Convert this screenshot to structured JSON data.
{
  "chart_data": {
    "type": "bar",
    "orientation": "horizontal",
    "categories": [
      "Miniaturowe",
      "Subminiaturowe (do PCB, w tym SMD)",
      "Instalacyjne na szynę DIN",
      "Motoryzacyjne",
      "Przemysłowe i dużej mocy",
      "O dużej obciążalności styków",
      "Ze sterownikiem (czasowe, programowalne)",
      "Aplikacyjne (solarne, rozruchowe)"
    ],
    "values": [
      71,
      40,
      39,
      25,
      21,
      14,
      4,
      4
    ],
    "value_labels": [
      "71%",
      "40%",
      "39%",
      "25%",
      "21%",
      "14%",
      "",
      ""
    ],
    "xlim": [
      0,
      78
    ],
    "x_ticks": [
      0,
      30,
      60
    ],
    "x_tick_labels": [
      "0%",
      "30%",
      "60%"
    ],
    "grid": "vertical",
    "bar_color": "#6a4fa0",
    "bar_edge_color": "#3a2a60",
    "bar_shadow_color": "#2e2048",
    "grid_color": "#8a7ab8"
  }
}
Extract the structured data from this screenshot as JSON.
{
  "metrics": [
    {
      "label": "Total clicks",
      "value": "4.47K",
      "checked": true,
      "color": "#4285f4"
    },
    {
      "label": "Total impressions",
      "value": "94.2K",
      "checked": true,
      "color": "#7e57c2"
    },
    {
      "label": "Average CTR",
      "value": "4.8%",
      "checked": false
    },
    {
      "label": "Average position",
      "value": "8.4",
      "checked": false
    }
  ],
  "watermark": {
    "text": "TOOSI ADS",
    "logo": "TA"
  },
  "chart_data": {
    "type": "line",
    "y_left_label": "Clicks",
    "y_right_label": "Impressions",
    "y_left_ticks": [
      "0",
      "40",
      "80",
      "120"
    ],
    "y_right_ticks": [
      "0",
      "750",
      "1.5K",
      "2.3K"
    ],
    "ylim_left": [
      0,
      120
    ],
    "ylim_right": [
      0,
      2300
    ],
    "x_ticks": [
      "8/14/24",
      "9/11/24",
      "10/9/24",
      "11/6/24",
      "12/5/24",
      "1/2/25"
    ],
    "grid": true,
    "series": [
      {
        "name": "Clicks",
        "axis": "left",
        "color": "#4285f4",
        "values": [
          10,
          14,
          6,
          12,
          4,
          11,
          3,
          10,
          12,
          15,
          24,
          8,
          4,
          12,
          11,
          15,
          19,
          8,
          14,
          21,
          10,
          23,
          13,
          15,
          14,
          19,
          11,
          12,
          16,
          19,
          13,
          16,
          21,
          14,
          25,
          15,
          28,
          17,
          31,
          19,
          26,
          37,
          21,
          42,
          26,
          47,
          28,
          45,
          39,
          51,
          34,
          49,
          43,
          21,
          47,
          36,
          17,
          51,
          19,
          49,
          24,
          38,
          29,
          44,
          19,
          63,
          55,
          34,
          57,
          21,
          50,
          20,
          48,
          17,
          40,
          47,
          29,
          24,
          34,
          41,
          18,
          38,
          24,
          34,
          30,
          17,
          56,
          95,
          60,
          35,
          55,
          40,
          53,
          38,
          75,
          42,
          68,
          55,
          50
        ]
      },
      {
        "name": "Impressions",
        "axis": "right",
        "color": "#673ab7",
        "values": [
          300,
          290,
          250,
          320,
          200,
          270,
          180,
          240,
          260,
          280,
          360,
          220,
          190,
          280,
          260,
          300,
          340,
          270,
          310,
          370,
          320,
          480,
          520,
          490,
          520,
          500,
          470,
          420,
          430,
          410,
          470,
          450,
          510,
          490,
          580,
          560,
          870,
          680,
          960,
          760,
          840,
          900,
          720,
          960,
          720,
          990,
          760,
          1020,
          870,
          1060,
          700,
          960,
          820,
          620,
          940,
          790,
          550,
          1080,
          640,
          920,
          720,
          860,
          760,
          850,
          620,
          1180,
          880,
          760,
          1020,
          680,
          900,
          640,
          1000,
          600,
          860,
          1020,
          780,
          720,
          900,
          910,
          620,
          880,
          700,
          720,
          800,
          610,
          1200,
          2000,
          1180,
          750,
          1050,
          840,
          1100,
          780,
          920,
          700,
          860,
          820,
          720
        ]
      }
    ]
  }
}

**Challenge:** Copy out the full set of records precisely, leaving nothing out.

**The output:**
Convert this screenshot to structured JSON data.
{
  "chart_data": {
    "type": "bar",
    "orientation": "horizontal",
    "categories": [
      "Miniaturowe",
      "Subminiaturowe (do PCB, w tym SMD)",
      "Instalacyjne na szynę DIN",
      "Motoryzacyjne",
      "Przemysłowe i dużej mocy",
      "O dużej obciążalności styków",
      "Ze sterownikiem (czasowe, programowalne)",
      "Aplikacyjne (solarne, rozruchowe)"
    ],
    "values": [
      71,
      40,
      39,
      25,
      21,
      14,
      4,
      4
    ],
    "value_labels": [
      "71%",
      "40%",
      "39%",
      "25%",
      "21%",
      "14%",
      "",
      ""
    ],
    "xlim": [
      0,
      78
    ],
    "x_ticks": [
      0,
      30,
      60
    ],
    "x_tick_labels": [
      "0%",
      "30%",
      "60%"
    ],
    "grid": "vertical",
    "bar_color": "#6a4fa0",
    "bar_edge_color": "#3a2a60",
    "bar_shadow_color": "#2e2048",
    "grid_color": "#8a7ab8"
  }
}
Extract the structured data from this screenshot as JSON.
{
  "metrics": [
    {
      "label": "Total clicks",
      "value": "4.47K",
      "checked": true,
      "color": "#4285f4"
    },
    {
      "label": "Total impressions",
      "value": "94.2K",
      "checked": true,
      "color": "#7e57c2"
    },
    {
      "label": "Average CTR",
      "value": "4.8%",
      "checked": false
    },
    {
      "label": "Average position",
      "value": "8.4",
      "checked": false
    }
  ],
  "watermark": {
    "text": "TOOSI ADS",
    "logo": "TA"
  },
  "chart_data": {
    "type": "line",
    "y_left_label": "Clicks",
    "y_right_label": "Impressions",
    "y_left_ticks": [
      "0",
      "40",
      "80",
      "120"
    ],
    "y_right_ticks": [
      "0",
      "750",
      "1.5K",
      "2.3K"
    ],
    "ylim_left": [
      0,
      120
    ],
    "ylim_right": [
      0,
      2300
    ],
    "x_ticks": [
      "8/14/24",
      "9/11/24",
      "10/9/24",
      "11/6/24",
      "12/5/24",
      "1/2/25"
    ],
    "grid": true,
    "series": [
      {
        "name": "Clicks",
        "axis": "left",
        "color": "#4285f4",
        "values": [
          10,
          14,
          6,
          12,
          4,
          11,
          3,
          10,
          12,
          15,
          24,
          8,
          4,
          12,
          11,
          15,
          19,
          8,
          14,
          21,
          10,
          23,
          13,
          15,
          14,
          19,
          11,
          12,
          16,
          19,
          13,
          16,
          21,
          14,
          25,
          15,
          28,
          17,
          31,
          19,
          26,
          37,
          21,
          42,
          26,
          47,
          28,
          45,
          39,
          51,
          34,
          49,
          43,
          21,
          47,
          36,
          17,
          51,
          19,
          49,
          24,
          38,
          29,
          44,
          19,
          63,
          55,
          34,
          57,
          21,
          50,
          20,
          48,
          17,
          40,
          47,
          29,
          24,
          34,
          41,
          18,
          38,
          24,
          34,
          30,
          17,
          56,
          95,
          60,
          35,
          55,
          40,
          53,
          38,
          75,
          42,
          68,
          55,
          50
        ]
      },
      {
        "name": "Impressions",
        "axis": "right",
        "color": "#673ab7",
        "values": [
          300,
          290,
          250,
          320,
          200,
          270,
          180,
          240,
          260,
          280,
          360,
          220,
          190,
          280,
          260,
          300,
          340,
          270,
          310,
          370,
          320,
          480,
          520,
          490,
          520,
          500,
          470,
          420,
          430,
          410,
          470,
          450,
          510,
          490,
          580,
          560,
          870,
          680,
          960,
          760,
          840,
          900,
          720,
          960,
          720,
          990,
          760,
          1020,
          870,
          1060,
          700,
          960,
          820,
          620,
          940,
          790,
          550,
          1080,
          640,
          920,
          720,
          860,
          760,
          850,
          620,
          1180,
          880,
          760,
          1020,
          680,
          900,
          640,
          1000,
          600,
          860,
          1020,
          780,
          720,
          900,
          910,
          620,
          880,
          700,
          720,
          800,
          610,
          1200,
          2000,
          1180,
          750,
          1050,
          840,
          1100,
          780,
          920,
          700,
          860,
          820,
          720
        ]
      }
    ]
  }
}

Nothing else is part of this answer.